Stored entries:
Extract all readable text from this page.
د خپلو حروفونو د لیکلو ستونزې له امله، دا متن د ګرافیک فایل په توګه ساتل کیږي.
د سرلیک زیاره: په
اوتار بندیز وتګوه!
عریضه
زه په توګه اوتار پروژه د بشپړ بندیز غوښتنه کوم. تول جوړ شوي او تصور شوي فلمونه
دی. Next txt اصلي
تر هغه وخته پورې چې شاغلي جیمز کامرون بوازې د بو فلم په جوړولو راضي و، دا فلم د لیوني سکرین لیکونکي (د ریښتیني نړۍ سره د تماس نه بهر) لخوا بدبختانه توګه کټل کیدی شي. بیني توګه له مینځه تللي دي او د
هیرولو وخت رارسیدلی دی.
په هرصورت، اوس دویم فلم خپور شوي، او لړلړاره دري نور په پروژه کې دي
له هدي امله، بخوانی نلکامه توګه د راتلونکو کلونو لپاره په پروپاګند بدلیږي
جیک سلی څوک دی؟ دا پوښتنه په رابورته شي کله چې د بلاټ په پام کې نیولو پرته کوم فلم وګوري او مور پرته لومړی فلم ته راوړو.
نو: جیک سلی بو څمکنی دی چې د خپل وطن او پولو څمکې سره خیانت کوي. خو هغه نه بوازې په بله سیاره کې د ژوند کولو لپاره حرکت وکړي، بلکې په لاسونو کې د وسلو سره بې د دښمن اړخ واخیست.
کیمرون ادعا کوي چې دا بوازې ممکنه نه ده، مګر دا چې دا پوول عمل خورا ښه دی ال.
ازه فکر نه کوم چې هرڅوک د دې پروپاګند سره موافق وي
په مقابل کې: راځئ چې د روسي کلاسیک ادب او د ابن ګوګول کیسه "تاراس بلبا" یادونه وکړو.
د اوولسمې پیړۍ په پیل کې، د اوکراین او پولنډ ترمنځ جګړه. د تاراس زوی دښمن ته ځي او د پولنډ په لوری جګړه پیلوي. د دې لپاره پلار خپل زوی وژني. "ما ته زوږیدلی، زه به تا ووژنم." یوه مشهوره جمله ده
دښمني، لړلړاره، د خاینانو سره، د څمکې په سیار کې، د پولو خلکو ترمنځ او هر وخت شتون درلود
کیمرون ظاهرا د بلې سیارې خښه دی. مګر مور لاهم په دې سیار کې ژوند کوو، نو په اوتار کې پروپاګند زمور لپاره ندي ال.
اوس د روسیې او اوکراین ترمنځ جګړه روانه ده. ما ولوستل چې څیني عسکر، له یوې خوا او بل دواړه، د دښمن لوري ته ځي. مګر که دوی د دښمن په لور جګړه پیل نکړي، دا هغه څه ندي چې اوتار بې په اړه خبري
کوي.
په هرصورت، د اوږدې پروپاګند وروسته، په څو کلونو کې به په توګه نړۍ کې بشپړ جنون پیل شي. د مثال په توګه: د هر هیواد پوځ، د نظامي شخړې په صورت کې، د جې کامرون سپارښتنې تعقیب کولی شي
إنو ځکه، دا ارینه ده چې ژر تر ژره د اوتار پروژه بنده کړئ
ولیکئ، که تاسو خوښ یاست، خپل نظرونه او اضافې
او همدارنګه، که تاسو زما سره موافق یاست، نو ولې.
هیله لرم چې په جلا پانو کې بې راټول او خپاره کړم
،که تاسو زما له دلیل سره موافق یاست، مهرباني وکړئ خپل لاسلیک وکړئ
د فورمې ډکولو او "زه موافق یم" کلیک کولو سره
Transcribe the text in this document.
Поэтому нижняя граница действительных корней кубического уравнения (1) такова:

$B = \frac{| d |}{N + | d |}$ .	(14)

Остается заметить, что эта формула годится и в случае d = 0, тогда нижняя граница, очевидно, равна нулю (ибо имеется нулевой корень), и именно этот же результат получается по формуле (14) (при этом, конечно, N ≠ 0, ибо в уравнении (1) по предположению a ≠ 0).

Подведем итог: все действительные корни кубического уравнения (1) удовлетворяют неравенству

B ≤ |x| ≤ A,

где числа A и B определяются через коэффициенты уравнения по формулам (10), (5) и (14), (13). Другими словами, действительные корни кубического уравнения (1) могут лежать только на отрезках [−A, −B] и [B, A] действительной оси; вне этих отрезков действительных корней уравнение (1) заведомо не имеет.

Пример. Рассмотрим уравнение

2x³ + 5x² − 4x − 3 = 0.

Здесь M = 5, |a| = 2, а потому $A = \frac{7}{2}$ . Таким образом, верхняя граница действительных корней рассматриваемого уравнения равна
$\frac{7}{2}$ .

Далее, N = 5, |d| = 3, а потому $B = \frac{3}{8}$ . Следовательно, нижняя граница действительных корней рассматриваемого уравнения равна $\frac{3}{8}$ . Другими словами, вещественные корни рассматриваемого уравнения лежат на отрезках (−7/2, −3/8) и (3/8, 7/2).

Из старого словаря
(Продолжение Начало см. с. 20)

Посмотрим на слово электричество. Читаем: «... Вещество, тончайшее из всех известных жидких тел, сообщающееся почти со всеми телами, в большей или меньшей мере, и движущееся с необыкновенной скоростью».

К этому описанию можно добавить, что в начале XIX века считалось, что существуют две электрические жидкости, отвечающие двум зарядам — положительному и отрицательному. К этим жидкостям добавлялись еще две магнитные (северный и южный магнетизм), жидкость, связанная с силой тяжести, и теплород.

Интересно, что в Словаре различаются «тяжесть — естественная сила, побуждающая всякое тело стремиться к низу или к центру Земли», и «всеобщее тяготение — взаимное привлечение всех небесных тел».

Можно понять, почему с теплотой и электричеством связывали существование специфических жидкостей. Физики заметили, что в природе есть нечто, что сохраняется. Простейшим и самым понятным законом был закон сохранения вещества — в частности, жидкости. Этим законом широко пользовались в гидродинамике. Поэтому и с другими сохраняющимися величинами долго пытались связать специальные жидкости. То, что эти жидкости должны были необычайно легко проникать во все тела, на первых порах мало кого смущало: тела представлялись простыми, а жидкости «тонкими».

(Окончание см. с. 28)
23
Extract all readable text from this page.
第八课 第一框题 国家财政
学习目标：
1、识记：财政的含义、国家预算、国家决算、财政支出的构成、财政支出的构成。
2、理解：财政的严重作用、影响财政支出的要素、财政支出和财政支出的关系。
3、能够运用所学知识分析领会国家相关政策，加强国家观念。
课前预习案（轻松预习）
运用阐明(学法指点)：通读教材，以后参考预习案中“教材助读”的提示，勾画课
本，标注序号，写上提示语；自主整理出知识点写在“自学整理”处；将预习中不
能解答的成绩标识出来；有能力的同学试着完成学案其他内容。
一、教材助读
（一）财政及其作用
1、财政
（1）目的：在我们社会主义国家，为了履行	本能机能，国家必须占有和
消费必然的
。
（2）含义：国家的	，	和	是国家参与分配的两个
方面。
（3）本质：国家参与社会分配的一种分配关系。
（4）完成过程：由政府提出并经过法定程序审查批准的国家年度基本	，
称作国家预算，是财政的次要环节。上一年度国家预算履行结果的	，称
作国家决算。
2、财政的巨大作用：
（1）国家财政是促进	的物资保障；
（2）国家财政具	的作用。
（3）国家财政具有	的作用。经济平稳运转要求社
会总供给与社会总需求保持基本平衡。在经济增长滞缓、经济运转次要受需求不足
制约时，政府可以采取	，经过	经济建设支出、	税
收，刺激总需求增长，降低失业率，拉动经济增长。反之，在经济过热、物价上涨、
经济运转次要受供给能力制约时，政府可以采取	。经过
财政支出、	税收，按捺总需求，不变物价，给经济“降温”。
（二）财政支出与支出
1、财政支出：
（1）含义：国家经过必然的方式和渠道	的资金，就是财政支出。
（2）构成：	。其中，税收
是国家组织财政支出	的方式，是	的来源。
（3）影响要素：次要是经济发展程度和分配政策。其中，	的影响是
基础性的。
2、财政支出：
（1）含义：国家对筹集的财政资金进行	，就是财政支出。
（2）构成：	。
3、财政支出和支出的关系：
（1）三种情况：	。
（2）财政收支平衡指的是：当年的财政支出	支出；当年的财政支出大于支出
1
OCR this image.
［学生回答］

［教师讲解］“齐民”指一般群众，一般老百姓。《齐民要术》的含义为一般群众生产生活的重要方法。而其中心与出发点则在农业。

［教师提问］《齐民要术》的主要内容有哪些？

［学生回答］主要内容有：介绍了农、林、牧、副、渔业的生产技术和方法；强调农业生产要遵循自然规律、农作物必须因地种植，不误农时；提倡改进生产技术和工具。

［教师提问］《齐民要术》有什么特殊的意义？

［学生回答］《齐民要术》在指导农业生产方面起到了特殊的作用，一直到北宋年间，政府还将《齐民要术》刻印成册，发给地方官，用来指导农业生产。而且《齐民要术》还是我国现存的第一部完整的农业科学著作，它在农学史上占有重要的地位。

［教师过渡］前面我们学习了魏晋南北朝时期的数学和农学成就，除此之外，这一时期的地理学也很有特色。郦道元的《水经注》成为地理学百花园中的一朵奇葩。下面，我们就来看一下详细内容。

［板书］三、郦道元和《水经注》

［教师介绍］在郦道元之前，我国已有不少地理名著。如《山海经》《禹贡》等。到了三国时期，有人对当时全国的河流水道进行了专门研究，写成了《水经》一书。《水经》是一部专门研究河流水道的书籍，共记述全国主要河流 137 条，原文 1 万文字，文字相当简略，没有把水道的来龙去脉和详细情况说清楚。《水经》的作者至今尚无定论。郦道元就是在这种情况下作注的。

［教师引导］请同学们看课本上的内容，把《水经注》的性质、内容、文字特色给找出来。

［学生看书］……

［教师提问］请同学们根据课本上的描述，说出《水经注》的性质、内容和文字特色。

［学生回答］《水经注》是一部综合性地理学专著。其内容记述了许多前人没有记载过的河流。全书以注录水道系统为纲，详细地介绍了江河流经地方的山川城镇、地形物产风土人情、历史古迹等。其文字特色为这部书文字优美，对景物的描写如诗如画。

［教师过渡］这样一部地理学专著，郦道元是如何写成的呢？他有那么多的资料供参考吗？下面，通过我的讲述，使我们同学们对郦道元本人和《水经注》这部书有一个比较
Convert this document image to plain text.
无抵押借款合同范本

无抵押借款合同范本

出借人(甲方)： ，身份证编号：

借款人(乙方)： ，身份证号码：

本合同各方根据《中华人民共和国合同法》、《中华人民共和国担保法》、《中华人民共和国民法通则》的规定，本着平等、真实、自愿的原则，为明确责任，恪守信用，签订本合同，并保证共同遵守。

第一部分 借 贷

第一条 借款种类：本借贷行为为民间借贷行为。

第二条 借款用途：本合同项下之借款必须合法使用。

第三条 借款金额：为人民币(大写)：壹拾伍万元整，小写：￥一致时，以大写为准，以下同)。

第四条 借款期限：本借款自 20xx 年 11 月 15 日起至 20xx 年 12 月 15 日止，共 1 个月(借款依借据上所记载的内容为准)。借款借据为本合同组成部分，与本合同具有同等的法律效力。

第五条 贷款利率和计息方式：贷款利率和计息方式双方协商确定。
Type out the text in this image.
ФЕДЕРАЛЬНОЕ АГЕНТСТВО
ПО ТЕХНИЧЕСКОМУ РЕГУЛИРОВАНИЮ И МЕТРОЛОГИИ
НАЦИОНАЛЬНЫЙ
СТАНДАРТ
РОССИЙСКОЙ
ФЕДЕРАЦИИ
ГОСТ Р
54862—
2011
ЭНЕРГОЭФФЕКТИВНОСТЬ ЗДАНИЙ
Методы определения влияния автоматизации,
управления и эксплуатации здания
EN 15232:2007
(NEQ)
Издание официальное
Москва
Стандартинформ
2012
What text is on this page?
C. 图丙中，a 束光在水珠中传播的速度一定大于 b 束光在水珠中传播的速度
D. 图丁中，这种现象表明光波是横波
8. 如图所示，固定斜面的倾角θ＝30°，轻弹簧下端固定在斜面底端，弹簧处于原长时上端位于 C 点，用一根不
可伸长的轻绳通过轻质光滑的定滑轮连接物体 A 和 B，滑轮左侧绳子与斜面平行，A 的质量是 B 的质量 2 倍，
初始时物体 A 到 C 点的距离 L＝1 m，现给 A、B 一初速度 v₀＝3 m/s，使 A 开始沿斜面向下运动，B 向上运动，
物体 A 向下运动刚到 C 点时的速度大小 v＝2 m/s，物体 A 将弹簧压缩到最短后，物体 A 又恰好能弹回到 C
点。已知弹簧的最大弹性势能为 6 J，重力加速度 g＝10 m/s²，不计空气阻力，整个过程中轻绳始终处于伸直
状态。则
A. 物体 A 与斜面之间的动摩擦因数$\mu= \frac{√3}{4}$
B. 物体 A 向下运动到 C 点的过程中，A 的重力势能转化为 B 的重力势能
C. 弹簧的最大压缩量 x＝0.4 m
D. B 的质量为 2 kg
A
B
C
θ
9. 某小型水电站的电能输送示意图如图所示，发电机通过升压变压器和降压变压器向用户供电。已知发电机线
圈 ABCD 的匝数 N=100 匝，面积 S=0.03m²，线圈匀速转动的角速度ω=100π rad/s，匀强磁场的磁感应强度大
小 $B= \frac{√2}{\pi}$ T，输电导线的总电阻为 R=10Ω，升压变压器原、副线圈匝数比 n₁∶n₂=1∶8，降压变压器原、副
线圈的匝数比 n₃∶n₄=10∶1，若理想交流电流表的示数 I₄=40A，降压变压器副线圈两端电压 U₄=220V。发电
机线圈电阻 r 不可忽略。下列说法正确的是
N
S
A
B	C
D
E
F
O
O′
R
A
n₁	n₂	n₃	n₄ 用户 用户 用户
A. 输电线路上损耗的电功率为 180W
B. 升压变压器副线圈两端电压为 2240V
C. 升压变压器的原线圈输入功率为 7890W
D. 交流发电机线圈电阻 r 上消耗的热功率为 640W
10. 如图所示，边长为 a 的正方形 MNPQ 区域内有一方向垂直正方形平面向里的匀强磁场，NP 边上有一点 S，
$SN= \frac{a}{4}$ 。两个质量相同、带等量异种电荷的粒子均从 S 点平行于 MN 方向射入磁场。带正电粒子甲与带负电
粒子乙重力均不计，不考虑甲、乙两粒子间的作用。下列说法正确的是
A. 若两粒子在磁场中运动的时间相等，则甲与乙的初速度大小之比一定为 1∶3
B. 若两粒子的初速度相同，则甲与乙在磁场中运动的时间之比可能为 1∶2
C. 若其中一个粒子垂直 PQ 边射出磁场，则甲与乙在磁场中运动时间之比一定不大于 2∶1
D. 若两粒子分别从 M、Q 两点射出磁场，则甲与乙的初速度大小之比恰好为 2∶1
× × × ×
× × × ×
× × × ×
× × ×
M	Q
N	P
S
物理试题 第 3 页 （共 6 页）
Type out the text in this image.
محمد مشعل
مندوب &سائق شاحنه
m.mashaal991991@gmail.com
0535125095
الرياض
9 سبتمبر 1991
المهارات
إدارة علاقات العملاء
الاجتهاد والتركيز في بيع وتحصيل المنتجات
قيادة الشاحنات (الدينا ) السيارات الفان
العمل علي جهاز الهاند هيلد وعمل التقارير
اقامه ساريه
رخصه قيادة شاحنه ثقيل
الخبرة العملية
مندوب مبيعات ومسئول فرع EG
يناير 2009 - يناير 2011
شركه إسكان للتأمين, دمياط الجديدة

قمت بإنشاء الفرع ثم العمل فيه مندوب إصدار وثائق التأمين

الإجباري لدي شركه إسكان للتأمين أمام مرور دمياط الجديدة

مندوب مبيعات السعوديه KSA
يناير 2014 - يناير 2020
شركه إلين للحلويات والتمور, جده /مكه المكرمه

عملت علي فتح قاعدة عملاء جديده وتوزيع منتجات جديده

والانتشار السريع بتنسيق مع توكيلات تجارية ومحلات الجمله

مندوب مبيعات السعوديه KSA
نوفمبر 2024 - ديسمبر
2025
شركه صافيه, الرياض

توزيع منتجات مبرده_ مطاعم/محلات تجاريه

Instructions for the task :: Identify each line in the records above that contains the word "الجديدة", and copy it out in full.

Final result ::
شركه إسكان للتأمين, دمياط الجديدة
الإجباري لدي شركه إسكان للتأمين أمام مرور دمياط الجديدة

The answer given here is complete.